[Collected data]
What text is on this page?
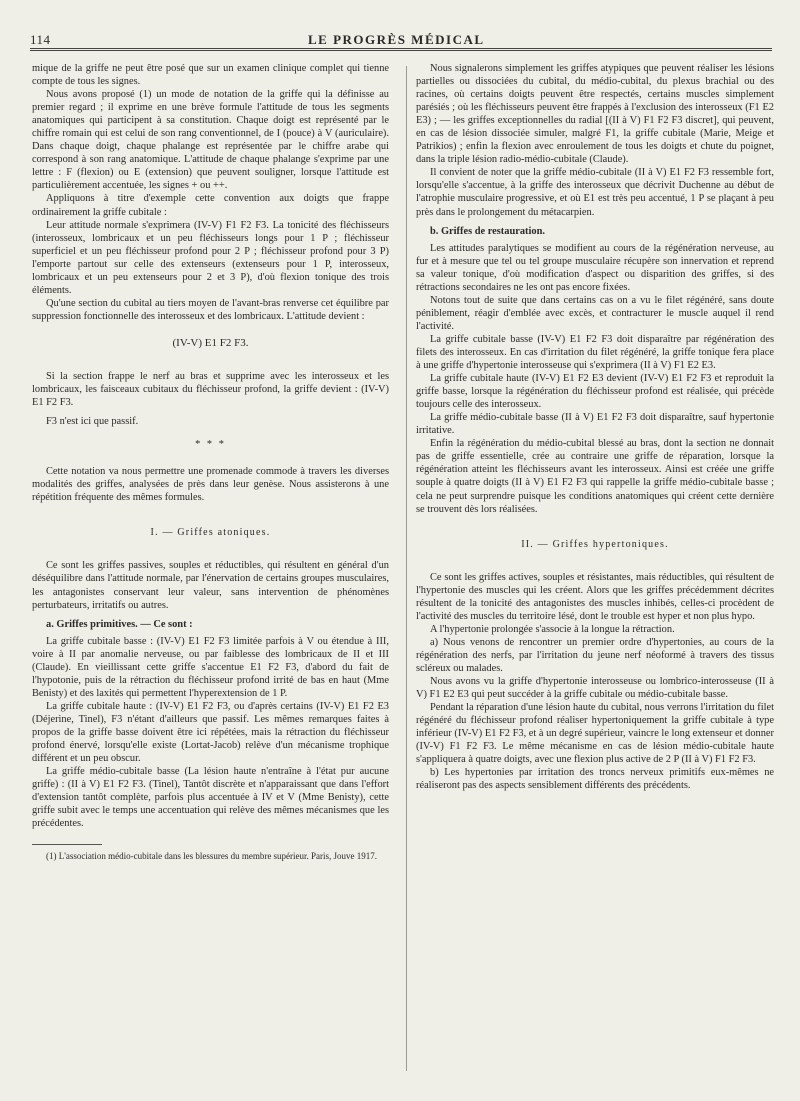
114	LE PROGRÈS MÉDICAL

mique de la griffe ne peut être posé que sur un examen clinique complet qui tienne compte de tous les signes.

Nous avons proposé (1) un mode de notation de la griffe qui la définisse au premier regard ; il exprime en une brève formule l'attitude de tous les segments anatomiques qui participent à sa constitution. Chaque doigt est représenté par le chiffre romain qui est celui de son rang conventionnel, de I (pouce) à V (auriculaire). Dans chaque doigt, chaque phalange est représentée par le chiffre arabe qui correspond à son rang anatomique. L'attitude de chaque phalange s'exprime par une lettre : F (flexion) ou E (extension) que peuvent souligner, lorsque l'attitude est particulièrement accentuée, les signes + ou ++.

Appliquons à titre d'exemple cette convention aux doigts que frappe ordinairement la griffe cubitale :

Leur attitude normale s'exprimera (IV-V) F1 F2 F3. La tonicité des fléchisseurs (interosseux, lombricaux et un peu fléchisseurs longs pour 1 P ; fléchisseur superficiel et un peu fléchisseur profond pour 2 P ; fléchisseur profond pour 3 P) l'emporte partout sur celle des extenseurs (extenseurs pour 1 P, interosseux, lombricaux et un peu extenseurs pour 2 et 3 P), d'où flexion tonique des trois éléments.

Qu'une section du cubital au tiers moyen de l'avant-bras renverse cet équilibre par suppression fonctionnelle des interosseux et des lombricaux. L'attitude devient :

(IV-V) E1 F2 F3.

Si la section frappe le nerf au bras et supprime avec les interosseux et les lombricaux, les faisceaux cubitaux du fléchisseur profond, la griffe devient : (IV-V) E1 F2 F3.

F3 n'est ici que passif.

* * *

Cette notation va nous permettre une promenade commode à travers les diverses modalités des griffes, analysées de près dans leur genèse. Nous assisterons à une répétition fréquente des mêmes formules.

I. — Griffes atoniques.

Ce sont les griffes passives, souples et réductibles, qui résultent en général d'un déséquilibre dans l'attitude normale, par l'énervation de certains groupes musculaires, les antagonistes conservant leur valeur, sans intervention de phénomènes perturbateurs, irritatifs ou autres.

a. Griffes primitives. — Ce sont :

La griffe cubitale basse : (IV-V) E1 F2 F3 limitée parfois à V ou étendue à III, voire à II par anomalie nerveuse, ou par faiblesse des lombricaux de II et III (Claude). En vieillissant cette griffe s'accentue E1 F2 F3, d'abord du fait de l'hypotonie, puis de la rétraction du fléchisseur profond irrité de bas en haut (Mme Benisty) et des laxités qui permettent l'hyperextension de 1 P.

La griffe cubitale haute : (IV-V) E1 F2 F3, ou d'après certains (IV-V) E1 F2 E3 (Déjerine, Tinel), F3 n'étant d'ailleurs que passif. Les mêmes remarques faites à propos de la griffe basse doivent être ici répétées, mais la rétraction du fléchisseur profond énervé, lorsqu'elle existe (Lortat-Jacob) relève d'un mécanisme trophique différent et un peu obscur.

La griffe médio-cubitale basse (La lésion haute n'entraîne à l'état pur aucune griffe) : (II à V) E1 F2 F3. (Tinel), Tantôt discrète et n'apparaissant que dans l'effort d'extension tantôt complète, parfois plus accentuée à IV et V (Mme Benisty), cette griffe subit avec le temps une accentuation qui relève des mêmes mécanismes que les précédentes.

(1) L'association médio-cubitale dans les blessures du membre supérieur. Paris, Jouve 1917.

Nous signalerons simplement les griffes atypiques que peuvent réaliser les lésions partielles ou dissociées du cubital, du médio-cubital, du plexus brachial ou des racines, où certains doigts peuvent être respectés, certains muscles simplement parésiés ; où les fléchisseurs peuvent être frappés à l'exclusion des interosseux (F1 E2 E3) ; — les griffes exceptionnelles du radial [(II à V) F1 F2 F3 discret], qui peuvent, en cas de lésion dissociée simuler, malgré F1, la griffe cubitale (Marie, Meige et Patrikios) ; enfin la flexion avec enroulement de tous les doigts et chute du poignet, dans la triple lésion radio-médio-cubitale (Claude).

Il convient de noter que la griffe médio-cubitale (II à V) E1 F2 F3 ressemble fort, lorsqu'elle s'accentue, à la griffe des interosseux que décrivit Duchenne au début de l'atrophie musculaire progressive, et où E1 est très peu accentué, 1 P se plaçant à peu près dans le prolongement du métacarpien.

b. Griffes de restauration.

Les attitudes paralytiques se modifient au cours de la régénération nerveuse, au fur et à mesure que tel ou tel groupe musculaire récupère son innervation et reprend sa valeur tonique, d'où modification d'aspect ou disparition des griffes, si des rétractions secondaires ne les ont pas encore fixées.

Notons tout de suite que dans certains cas on a vu le filet régénéré, sans doute péniblement, réagir d'emblée avec excès, et contracturer le muscle auquel il rend l'activité.

La griffe cubitale basse (IV-V) E1 F2 F3 doit disparaître par régénération des filets des interosseux. En cas d'irritation du filet régénéré, la griffe tonique fera place à une griffe d'hypertonie interosseuse qui s'exprimera (II à V) F1 E2 E3.

La griffe cubitale haute (IV-V) E1 F2 E3 devient (IV-V) E1 F2 F3 et reproduit la griffe basse, lorsque la régénération du fléchisseur profond est réalisée, qui précède toujours celle des interosseux.

La griffe médio-cubitale basse (II à V) E1 F2 F3 doit disparaître, sauf hypertonie irritative.

Enfin la régénération du médio-cubital blessé au bras, dont la section ne donnait pas de griffe essentielle, crée au contraire une griffe de réparation, lorsque la régénération atteint les fléchisseurs avant les interosseux. Ainsi est créée une griffe souple à quatre doigts (II à V) E1 F2 F3 qui rappelle la griffe médio-cubitale basse ; cela ne peut surprendre puisque les conditions anatomiques qui créent cette dernière se trouvent dès lors réalisées.

II. — Griffes hypertoniques.

Ce sont les griffes actives, souples et résistantes, mais réductibles, qui résultent de l'hypertonie des muscles qui les créent. Alors que les griffes précédemment décrites résultent de la tonicité des antagonistes des muscles inhibés, celles-ci procèdent de l'activité des muscles du territoire lésé, dont le trouble est hyper et non plus hypo.

A l'hypertonie prolongée s'associe à la longue la rétraction.

a) Nous venons de rencontrer un premier ordre d'hypertonies, au cours de la régénération des nerfs, par l'irritation du jeune nerf néoformé à travers des tissus scléreux ou malades.

Nous avons vu la griffe d'hypertonie interosseuse ou lombrico-interosseuse (II à V) F1 E2 E3 qui peut succéder à la griffe cubitale ou médio-cubitale basse.

Pendant la réparation d'une lésion haute du cubital, nous verrons l'irritation du filet régénéré du fléchisseur profond réaliser hypertoniquement la griffe cubitale à type inférieur (IV-V) E1 F2 F3, et à un degré supérieur, vaincre le long extenseur et donner (IV-V) F1 F2 F3. Le même mécanisme en cas de lésion médio-cubitale haute s'appliquera à quatre doigts, avec une flexion plus active de 2 P (II à V) F1 F2 F3.

b) Les hypertonies par irritation des troncs nerveux primitifs eux-mêmes ne réaliseront pas des aspects sensiblement différents des précédents.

:: Task prompt ::
Omit every image. Quote each record exactly.

:: Answer to this problem ::
What text is on this page?
114	LE PROGRÈS MÉDICAL

mique de la griffe ne peut être posé que sur un examen clinique complet qui tienne compte de tous les signes.

Nous avons proposé (1) un mode de notation de la griffe qui la définisse au premier regard ; il exprime en une brève formule l'attitude de tous les segments anatomiques qui participent à sa constitution. Chaque doigt est représenté par le chiffre romain qui est celui de son rang conventionnel, de I (pouce) à V (auriculaire). Dans chaque doigt, chaque phalange est représentée par le chiffre arabe qui correspond à son rang anatomique. L'attitude de chaque phalange s'exprime par une lettre : F (flexion) ou E (extension) que peuvent souligner, lorsque l'attitude est particulièrement accentuée, les signes + ou ++.

Appliquons à titre d'exemple cette convention aux doigts que frappe ordinairement la griffe cubitale :

Leur attitude normale s'exprimera (IV-V) F1 F2 F3. La tonicité des fléchisseurs (interosseux, lombricaux et un peu fléchisseurs longs pour 1 P ; fléchisseur superficiel et un peu fléchisseur profond pour 2 P ; fléchisseur profond pour 3 P) l'emporte partout sur celle des extenseurs (extenseurs pour 1 P, interosseux, lombricaux et un peu extenseurs pour 2 et 3 P), d'où flexion tonique des trois éléments.

Qu'une section du cubital au tiers moyen de l'avant-bras renverse cet équilibre par suppression fonctionnelle des interosseux et des lombricaux. L'attitude devient :

(IV-V) E1 F2 F3.

Si la section frappe le nerf au bras et supprime avec les interosseux et les lombricaux, les faisceaux cubitaux du fléchisseur profond, la griffe devient : (IV-V) E1 F2 F3.

F3 n'est ici que passif.

* * *

Cette notation va nous permettre une promenade commode à travers les diverses modalités des griffes, analysées de près dans leur genèse. Nous assisterons à une répétition fréquente des mêmes formules.

I. — Griffes atoniques.

Ce sont les griffes passives, souples et réductibles, qui résultent en général d'un déséquilibre dans l'attitude normale, par l'énervation de certains groupes musculaires, les antagonistes conservant leur valeur, sans intervention de phénomènes perturbateurs, irritatifs ou autres.

a. Griffes primitives. — Ce sont :

La griffe cubitale basse : (IV-V) E1 F2 F3 limitée parfois à V ou étendue à III, voire à II par anomalie nerveuse, ou par faiblesse des lombricaux de II et III (Claude). En vieillissant cette griffe s'accentue E1 F2 F3, d'abord du fait de l'hypotonie, puis de la rétraction du fléchisseur profond irrité de bas en haut (Mme Benisty) et des laxités qui permettent l'hyperextension de 1 P.

La griffe cubitale haute : (IV-V) E1 F2 F3, ou d'après certains (IV-V) E1 F2 E3 (Déjerine, Tinel), F3 n'étant d'ailleurs que passif. Les mêmes remarques faites à propos de la griffe basse doivent être ici répétées, mais la rétraction du fléchisseur profond énervé, lorsqu'elle existe (Lortat-Jacob) relève d'un mécanisme trophique différent et un peu obscur.

La griffe médio-cubitale basse (La lésion haute n'entraîne à l'état pur aucune griffe) : (II à V) E1 F2 F3. (Tinel), Tantôt discrète et n'apparaissant que dans l'effort d'extension tantôt complète, parfois plus accentuée à IV et V (Mme Benisty), cette griffe subit avec le temps une accentuation qui relève des mêmes mécanismes que les précédentes.

(1) L'association médio-cubitale dans les blessures du membre supérieur. Paris, Jouve 1917.

Nous signalerons simplement les griffes atypiques que peuvent réaliser les lésions partielles ou dissociées du cubital, du médio-cubital, du plexus brachial ou des racines, où certains doigts peuvent être respectés, certains muscles simplement parésiés ; où les fléchisseurs peuvent être frappés à l'exclusion des interosseux (F1 E2 E3) ; — les griffes exceptionnelles du radial [(II à V) F1 F2 F3 discret], qui peuvent, en cas de lésion dissociée simuler, malgré F1, la griffe cubitale (Marie, Meige et Patrikios) ; enfin la flexion avec enroulement de tous les doigts et chute du poignet, dans la triple lésion radio-médio-cubitale (Claude).

Il convient de noter que la griffe médio-cubitale (II à V) E1 F2 F3 ressemble fort, lorsqu'elle s'accentue, à la griffe des interosseux que décrivit Duchenne au début de l'atrophie musculaire progressive, et où E1 est très peu accentué, 1 P se plaçant à peu près dans le prolongement du métacarpien.

b. Griffes de restauration.

Les attitudes paralytiques se modifient au cours de la régénération nerveuse, au fur et à mesure que tel ou tel groupe musculaire récupère son innervation et reprend sa valeur tonique, d'où modification d'aspect ou disparition des griffes, si des rétractions secondaires ne les ont pas encore fixées.

Notons tout de suite que dans certains cas on a vu le filet régénéré, sans doute péniblement, réagir d'emblée avec excès, et contracturer le muscle auquel il rend l'activité.

La griffe cubitale basse (IV-V) E1 F2 F3 doit disparaître par régénération des filets des interosseux. En cas d'irritation du filet régénéré, la griffe tonique fera place à une griffe d'hypertonie interosseuse qui s'exprimera (II à V) F1 E2 E3.

La griffe cubitale haute (IV-V) E1 F2 E3 devient (IV-V) E1 F2 F3 et reproduit la griffe basse, lorsque la régénération du fléchisseur profond est réalisée, qui précède toujours celle des interosseux.

La griffe médio-cubitale basse (II à V) E1 F2 F3 doit disparaître, sauf hypertonie irritative.

Enfin la régénération du médio-cubital blessé au bras, dont la section ne donnait pas de griffe essentielle, crée au contraire une griffe de réparation, lorsque la régénération atteint les fléchisseurs avant les interosseux. Ainsi est créée une griffe souple à quatre doigts (II à V) E1 F2 F3 qui rappelle la griffe médio-cubitale basse ; cela ne peut surprendre puisque les conditions anatomiques qui créent cette dernière se trouvent dès lors réalisées.

II. — Griffes hypertoniques.

Ce sont les griffes actives, souples et résistantes, mais réductibles, qui résultent de l'hypertonie des muscles qui les créent. Alors que les griffes précédemment décrites résultent de la tonicité des antagonistes des muscles inhibés, celles-ci procèdent de l'activité des muscles du territoire lésé, dont le trouble est hyper et non plus hypo.

A l'hypertonie prolongée s'associe à la longue la rétraction.

a) Nous venons de rencontrer un premier ordre d'hypertonies, au cours de la régénération des nerfs, par l'irritation du jeune nerf néoformé à travers des tissus scléreux ou malades.

Nous avons vu la griffe d'hypertonie interosseuse ou lombrico-interosseuse (II à V) F1 E2 E3 qui peut succéder à la griffe cubitale ou médio-cubitale basse.

Pendant la réparation d'une lésion haute du cubital, nous verrons l'irritation du filet régénéré du fléchisseur profond réaliser hypertoniquement la griffe cubitale à type inférieur (IV-V) E1 F2 F3, et à un degré supérieur, vaincre le long extenseur et donner (IV-V) F1 F2 F3. Le même mécanisme en cas de lésion médio-cubitale haute s'appliquera à quatre doigts, avec une flexion plus active de 2 P (II à V) F1 F2 F3.

b) Les hypertonies par irritation des troncs nerveux primitifs eux-mêmes ne réaliseront pas des aspects sensiblement différents des précédents.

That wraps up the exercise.